== INPUT FOR THIS TASK
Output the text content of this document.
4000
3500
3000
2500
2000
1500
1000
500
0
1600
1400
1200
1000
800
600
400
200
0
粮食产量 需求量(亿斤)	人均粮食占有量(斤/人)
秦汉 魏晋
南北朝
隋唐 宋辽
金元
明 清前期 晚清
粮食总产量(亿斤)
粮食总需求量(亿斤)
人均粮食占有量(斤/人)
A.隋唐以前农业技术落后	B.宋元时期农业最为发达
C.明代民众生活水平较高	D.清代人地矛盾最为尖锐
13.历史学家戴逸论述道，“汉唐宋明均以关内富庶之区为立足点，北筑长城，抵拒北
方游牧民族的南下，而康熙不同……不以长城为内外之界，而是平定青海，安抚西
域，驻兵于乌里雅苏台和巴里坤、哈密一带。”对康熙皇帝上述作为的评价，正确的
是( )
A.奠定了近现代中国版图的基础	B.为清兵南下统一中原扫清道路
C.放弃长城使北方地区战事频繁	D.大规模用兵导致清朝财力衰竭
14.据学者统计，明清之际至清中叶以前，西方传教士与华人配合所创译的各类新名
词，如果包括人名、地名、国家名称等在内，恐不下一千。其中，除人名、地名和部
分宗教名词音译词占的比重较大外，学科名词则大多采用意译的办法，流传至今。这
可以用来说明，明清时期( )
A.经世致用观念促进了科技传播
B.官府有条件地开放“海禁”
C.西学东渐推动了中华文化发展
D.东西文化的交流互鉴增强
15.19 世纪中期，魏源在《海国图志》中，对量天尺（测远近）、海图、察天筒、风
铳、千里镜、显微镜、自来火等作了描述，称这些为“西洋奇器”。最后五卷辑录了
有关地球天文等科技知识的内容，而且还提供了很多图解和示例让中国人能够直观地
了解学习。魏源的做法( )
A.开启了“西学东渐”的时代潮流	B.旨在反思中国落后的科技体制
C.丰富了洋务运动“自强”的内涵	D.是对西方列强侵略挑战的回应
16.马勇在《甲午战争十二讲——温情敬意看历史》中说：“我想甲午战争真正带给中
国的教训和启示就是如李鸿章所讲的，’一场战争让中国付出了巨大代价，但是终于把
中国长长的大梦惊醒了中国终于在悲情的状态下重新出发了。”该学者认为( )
====
* [WHAT YOU SHOULD DO]: Write the data from above out again, exactly.

* [RIGHT ANSWER]:
Output the text content of this document.
4000
3500
3000
2500
2000
1500
1000
500
0
1600
1400
1200
1000
800
600
400
200
0
粮食产量 需求量(亿斤)	人均粮食占有量(斤/人)
秦汉 魏晋
南北朝
隋唐 宋辽
金元
明 清前期 晚清
粮食总产量(亿斤)
粮食总需求量(亿斤)
人均粮食占有量(斤/人)
A.隋唐以前农业技术落后	B.宋元时期农业最为发达
C.明代民众生活水平较高	D.清代人地矛盾最为尖锐
13.历史学家戴逸论述道，“汉唐宋明均以关内富庶之区为立足点，北筑长城，抵拒北
方游牧民族的南下，而康熙不同……不以长城为内外之界，而是平定青海，安抚西
域，驻兵于乌里雅苏台和巴里坤、哈密一带。”对康熙皇帝上述作为的评价，正确的
是( )
A.奠定了近现代中国版图的基础	B.为清兵南下统一中原扫清道路
C.放弃长城使北方地区战事频繁	D.大规模用兵导致清朝财力衰竭
14.据学者统计，明清之际至清中叶以前，西方传教士与华人配合所创译的各类新名
词，如果包括人名、地名、国家名称等在内，恐不下一千。其中，除人名、地名和部
分宗教名词音译词占的比重较大外，学科名词则大多采用意译的办法，流传至今。这
可以用来说明，明清时期( )
A.经世致用观念促进了科技传播
B.官府有条件地开放“海禁”
C.西学东渐推动了中华文化发展
D.东西文化的交流互鉴增强
15.19 世纪中期，魏源在《海国图志》中，对量天尺（测远近）、海图、察天筒、风
铳、千里镜、显微镜、自来火等作了描述，称这些为“西洋奇器”。最后五卷辑录了
有关地球天文等科技知识的内容，而且还提供了很多图解和示例让中国人能够直观地
了解学习。魏源的做法( )
A.开启了“西学东渐”的时代潮流	B.旨在反思中国落后的科技体制
C.丰富了洋务运动“自强”的内涵	D.是对西方列强侵略挑战的回应
16.马勇在《甲午战争十二讲——温情敬意看历史》中说：“我想甲午战争真正带给中
国的教训和启示就是如李鸿章所讲的，’一场战争让中国付出了巨大代价，但是终于把
中国长长的大梦惊醒了中国终于在悲情的状态下重新出发了。”该学者认为( )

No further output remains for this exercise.